>> Begin

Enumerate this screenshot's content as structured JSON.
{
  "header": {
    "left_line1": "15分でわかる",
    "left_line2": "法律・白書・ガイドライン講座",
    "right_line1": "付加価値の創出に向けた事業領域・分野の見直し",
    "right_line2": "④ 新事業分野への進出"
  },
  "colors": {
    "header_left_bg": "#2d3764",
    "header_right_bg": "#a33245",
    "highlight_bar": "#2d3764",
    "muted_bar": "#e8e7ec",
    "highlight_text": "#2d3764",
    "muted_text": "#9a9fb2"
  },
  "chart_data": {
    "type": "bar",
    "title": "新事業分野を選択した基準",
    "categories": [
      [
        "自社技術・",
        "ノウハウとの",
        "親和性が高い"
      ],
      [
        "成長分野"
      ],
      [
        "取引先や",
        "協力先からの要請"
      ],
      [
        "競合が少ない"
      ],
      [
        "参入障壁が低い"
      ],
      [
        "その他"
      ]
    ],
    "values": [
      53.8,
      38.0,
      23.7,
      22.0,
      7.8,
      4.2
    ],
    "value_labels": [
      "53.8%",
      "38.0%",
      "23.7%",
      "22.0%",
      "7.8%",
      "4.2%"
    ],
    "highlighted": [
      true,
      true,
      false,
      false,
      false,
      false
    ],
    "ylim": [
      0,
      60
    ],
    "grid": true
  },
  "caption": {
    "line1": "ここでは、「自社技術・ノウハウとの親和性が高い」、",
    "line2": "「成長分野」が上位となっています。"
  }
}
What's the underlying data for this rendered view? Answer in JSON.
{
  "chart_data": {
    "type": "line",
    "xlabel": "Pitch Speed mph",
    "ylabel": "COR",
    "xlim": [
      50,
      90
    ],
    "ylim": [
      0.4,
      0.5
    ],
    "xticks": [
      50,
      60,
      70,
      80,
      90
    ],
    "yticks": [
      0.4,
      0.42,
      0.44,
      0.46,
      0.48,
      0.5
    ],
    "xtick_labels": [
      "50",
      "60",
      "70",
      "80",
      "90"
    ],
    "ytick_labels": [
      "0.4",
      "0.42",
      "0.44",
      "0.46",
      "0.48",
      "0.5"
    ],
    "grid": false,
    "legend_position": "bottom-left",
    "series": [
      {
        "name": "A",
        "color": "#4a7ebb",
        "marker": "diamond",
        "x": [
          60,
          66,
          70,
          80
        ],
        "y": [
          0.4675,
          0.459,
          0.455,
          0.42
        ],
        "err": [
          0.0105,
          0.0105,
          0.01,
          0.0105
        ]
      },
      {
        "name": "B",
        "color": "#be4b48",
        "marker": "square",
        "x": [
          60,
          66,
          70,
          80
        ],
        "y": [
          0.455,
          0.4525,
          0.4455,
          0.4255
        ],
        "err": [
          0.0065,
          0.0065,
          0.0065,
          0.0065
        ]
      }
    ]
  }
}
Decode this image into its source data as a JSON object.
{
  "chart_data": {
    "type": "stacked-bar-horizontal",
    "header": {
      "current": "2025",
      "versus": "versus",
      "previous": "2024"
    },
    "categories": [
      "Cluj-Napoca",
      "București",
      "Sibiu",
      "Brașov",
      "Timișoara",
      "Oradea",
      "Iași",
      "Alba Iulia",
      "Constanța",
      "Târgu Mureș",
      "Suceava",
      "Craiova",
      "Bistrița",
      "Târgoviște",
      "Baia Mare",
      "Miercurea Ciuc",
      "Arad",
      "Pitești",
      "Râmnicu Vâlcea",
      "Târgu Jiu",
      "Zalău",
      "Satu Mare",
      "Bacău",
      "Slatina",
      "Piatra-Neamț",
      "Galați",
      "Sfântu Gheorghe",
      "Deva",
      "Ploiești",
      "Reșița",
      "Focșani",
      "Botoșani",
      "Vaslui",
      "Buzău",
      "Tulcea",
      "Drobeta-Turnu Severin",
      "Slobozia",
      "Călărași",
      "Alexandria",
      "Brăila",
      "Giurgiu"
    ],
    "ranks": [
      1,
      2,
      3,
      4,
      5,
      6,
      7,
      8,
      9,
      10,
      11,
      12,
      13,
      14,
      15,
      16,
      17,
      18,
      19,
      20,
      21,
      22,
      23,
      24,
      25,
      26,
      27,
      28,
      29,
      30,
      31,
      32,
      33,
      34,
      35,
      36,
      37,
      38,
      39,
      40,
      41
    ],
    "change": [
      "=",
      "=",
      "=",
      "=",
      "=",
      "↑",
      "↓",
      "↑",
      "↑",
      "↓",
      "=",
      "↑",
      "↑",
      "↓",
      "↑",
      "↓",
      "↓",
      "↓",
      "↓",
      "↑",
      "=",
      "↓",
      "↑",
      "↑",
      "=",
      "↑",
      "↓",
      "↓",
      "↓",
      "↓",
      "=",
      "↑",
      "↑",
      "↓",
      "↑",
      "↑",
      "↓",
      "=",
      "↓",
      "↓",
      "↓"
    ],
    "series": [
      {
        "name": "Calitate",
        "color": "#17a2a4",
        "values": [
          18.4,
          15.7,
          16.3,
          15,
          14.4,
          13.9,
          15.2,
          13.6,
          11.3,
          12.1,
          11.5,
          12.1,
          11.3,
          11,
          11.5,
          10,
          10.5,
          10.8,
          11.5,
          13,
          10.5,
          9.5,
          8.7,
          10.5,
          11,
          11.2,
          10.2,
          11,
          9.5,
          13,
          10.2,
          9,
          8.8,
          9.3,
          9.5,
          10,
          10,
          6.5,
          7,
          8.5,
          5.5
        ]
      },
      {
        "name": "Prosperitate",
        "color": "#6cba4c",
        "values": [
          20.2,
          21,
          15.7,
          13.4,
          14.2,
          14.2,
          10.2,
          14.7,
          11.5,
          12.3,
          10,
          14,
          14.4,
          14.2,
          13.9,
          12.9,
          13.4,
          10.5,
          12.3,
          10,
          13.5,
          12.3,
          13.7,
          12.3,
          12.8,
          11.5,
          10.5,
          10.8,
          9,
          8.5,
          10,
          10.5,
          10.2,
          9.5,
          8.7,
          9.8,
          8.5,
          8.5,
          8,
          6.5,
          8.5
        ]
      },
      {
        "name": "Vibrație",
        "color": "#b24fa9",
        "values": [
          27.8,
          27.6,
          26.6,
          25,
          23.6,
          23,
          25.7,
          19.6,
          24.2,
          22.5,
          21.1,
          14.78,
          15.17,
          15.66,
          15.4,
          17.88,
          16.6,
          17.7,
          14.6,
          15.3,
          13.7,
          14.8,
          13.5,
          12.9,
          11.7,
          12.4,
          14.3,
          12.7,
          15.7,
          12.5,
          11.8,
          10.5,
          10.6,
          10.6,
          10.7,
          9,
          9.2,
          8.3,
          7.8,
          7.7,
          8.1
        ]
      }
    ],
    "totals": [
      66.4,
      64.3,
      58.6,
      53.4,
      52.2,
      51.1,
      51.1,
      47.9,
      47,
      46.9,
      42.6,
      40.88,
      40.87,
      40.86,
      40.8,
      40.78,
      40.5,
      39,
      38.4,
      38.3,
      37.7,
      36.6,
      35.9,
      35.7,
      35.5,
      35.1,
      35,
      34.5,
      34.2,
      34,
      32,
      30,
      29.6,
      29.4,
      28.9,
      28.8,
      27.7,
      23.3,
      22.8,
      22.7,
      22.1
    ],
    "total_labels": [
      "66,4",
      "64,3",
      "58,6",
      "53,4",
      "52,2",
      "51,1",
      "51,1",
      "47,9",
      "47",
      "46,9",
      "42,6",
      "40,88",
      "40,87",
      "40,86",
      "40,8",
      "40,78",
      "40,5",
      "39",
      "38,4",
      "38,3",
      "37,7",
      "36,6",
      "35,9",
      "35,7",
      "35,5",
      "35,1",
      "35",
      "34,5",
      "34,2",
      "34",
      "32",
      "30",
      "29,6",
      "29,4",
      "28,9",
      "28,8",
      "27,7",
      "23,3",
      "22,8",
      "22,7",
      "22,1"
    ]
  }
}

>> End

▶ THE TASK
From the data above, copy out every line with the string "JSON" in it.

▶ COMPLETE RESPONSE
Enumerate this screenshot's content as structured JSON.
What's the underlying data for this rendered view? Answer in JSON.
Decode this image into its source data as a JSON object.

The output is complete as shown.